§ **GIVEN INSTRUCTION**
Which lines hold the word "Moore"? Copy each of them.

Collected data entries
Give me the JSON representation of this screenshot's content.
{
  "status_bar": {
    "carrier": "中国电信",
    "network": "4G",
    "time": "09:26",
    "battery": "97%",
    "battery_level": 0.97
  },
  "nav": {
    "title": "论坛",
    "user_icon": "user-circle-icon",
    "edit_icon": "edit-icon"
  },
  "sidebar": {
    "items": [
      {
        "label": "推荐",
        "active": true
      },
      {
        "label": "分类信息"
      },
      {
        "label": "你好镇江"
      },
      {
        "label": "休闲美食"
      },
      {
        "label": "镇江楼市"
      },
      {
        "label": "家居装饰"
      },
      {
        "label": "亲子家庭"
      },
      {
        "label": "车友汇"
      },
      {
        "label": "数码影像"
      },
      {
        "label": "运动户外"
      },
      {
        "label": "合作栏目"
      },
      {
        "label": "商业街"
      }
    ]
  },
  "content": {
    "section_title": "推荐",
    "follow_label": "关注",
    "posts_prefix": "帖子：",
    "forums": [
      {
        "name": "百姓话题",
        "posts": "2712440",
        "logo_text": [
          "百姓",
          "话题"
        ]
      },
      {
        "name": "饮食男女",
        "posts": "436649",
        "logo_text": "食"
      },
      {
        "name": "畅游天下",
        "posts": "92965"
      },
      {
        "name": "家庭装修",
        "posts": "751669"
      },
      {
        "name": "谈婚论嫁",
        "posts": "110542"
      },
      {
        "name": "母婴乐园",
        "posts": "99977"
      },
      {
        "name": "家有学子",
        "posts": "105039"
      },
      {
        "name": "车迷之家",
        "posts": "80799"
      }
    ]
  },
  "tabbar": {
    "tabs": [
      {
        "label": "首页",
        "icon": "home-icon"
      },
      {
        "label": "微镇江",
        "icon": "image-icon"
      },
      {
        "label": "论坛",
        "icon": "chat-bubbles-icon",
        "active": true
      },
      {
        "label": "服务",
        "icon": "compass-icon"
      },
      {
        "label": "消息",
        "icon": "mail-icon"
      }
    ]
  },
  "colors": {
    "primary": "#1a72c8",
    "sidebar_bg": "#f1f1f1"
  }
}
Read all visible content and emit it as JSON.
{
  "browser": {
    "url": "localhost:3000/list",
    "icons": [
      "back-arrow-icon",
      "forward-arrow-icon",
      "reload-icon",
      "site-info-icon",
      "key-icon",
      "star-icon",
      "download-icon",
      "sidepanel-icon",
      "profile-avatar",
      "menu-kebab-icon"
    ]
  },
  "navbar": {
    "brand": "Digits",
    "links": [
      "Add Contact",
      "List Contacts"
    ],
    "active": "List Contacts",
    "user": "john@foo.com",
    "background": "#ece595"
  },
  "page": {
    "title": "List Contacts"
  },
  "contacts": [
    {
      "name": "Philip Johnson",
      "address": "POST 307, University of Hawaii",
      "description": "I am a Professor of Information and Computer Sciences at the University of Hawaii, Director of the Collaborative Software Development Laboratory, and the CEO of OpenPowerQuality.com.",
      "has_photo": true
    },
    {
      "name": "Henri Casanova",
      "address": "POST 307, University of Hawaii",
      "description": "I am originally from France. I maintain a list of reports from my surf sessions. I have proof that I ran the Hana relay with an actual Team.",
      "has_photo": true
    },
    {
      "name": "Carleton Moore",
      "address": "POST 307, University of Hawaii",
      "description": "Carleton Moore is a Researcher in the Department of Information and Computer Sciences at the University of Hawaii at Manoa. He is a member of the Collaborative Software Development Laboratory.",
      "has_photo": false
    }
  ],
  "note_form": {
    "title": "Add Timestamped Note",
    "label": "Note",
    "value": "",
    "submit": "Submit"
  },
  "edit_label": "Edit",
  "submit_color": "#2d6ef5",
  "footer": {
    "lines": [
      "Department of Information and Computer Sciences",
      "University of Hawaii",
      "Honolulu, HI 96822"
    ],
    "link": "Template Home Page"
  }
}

§ **TASK SOLUTION**
      "name": "Carleton Moore",
      "description": "Carleton Moore is a Researcher in the Department of Information and Computer Sciences at the University of Hawaii at Manoa. He is a member of the Collaborative Software Development Laboratory.",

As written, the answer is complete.